* _Problem to solve_
Check each line of the material below for "Camera". Report how many have it, with no other words.

┄┄┄┄┄┄┄┄┄┄

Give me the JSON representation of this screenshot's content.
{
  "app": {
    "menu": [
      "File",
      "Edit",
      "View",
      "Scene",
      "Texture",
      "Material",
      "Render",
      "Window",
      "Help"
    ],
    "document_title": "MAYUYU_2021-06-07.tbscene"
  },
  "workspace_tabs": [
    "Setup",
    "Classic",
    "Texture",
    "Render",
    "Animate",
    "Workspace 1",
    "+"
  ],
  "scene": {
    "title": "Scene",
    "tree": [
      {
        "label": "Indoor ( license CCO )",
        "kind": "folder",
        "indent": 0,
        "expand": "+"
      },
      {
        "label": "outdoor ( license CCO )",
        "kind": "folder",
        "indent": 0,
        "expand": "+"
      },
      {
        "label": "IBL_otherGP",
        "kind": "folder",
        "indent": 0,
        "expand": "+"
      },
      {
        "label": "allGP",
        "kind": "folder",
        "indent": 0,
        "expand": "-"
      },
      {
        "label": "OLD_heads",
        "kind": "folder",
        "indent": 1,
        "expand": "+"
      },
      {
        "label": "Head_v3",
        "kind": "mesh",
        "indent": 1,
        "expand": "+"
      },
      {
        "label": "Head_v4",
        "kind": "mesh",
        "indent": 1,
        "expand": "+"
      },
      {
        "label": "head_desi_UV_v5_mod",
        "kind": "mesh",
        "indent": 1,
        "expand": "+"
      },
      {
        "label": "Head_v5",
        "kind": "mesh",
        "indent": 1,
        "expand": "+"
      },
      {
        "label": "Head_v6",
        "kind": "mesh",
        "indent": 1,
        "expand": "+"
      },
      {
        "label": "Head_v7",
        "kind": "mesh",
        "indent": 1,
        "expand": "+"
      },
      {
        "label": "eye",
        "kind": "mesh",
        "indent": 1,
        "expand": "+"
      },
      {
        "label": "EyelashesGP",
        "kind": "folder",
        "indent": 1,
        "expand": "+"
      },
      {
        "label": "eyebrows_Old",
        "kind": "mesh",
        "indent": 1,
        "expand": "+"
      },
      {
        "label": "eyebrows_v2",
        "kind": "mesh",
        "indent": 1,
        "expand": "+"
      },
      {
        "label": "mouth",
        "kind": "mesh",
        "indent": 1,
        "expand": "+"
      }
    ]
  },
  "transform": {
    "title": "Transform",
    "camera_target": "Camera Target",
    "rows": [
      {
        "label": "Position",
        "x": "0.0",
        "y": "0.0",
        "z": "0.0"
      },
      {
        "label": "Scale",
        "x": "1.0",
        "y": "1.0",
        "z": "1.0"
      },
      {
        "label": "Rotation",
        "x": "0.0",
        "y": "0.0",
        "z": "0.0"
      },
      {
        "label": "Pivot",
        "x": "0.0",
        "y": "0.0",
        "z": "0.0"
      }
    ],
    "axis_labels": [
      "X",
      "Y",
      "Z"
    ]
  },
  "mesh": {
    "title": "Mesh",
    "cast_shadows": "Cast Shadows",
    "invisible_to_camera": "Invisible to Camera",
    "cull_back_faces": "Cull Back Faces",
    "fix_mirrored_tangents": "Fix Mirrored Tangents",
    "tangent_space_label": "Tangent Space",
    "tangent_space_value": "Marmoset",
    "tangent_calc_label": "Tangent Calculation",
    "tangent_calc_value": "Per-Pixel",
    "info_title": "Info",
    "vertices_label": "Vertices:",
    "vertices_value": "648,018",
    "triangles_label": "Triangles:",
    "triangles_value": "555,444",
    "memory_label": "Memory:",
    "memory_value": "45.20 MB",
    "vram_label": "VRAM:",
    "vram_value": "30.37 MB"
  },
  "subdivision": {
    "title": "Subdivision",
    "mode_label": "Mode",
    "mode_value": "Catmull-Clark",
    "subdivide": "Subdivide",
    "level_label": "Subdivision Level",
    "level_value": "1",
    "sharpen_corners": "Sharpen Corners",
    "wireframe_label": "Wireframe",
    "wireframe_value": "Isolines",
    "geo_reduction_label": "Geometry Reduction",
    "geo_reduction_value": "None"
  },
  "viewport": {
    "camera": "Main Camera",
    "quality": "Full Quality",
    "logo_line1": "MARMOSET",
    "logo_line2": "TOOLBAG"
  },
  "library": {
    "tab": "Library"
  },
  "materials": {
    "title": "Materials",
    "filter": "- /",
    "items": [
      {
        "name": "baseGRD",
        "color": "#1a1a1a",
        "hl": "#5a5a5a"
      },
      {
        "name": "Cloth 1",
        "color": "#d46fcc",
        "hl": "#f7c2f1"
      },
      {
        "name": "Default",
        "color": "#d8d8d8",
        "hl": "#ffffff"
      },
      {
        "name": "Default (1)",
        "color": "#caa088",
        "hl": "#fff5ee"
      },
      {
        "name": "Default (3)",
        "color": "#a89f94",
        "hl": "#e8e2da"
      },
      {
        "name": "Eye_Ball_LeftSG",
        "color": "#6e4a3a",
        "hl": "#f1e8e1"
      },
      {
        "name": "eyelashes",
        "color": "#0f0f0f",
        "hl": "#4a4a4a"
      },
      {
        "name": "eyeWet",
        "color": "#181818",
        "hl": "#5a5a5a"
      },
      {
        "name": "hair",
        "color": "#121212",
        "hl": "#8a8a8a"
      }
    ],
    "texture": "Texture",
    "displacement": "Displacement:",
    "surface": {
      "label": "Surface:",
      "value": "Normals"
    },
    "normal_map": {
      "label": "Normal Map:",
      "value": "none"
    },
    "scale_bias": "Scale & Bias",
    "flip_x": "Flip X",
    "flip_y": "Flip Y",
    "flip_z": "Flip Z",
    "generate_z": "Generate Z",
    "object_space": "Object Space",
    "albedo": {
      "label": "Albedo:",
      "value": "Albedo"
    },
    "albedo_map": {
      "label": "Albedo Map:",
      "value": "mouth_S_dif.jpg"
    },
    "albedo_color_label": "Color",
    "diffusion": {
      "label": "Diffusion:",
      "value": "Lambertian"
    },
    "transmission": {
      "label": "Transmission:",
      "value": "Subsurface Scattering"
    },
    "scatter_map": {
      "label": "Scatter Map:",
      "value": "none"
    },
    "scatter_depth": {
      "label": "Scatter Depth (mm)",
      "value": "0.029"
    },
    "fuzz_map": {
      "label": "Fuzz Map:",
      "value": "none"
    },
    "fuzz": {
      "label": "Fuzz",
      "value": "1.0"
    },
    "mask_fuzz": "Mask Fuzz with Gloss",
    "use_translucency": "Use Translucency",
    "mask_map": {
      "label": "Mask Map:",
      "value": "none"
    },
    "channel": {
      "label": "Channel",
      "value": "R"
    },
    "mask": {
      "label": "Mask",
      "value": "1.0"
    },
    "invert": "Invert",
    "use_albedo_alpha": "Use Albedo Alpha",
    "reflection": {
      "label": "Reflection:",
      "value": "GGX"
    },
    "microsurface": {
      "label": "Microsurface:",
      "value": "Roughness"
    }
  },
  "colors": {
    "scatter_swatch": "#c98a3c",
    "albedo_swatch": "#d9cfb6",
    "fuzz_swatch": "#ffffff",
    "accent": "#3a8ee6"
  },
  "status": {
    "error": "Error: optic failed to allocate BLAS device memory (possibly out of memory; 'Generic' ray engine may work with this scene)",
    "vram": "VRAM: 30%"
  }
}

┄┄┄┄┄┄┄┄┄┄

* _Result of this exercise_
3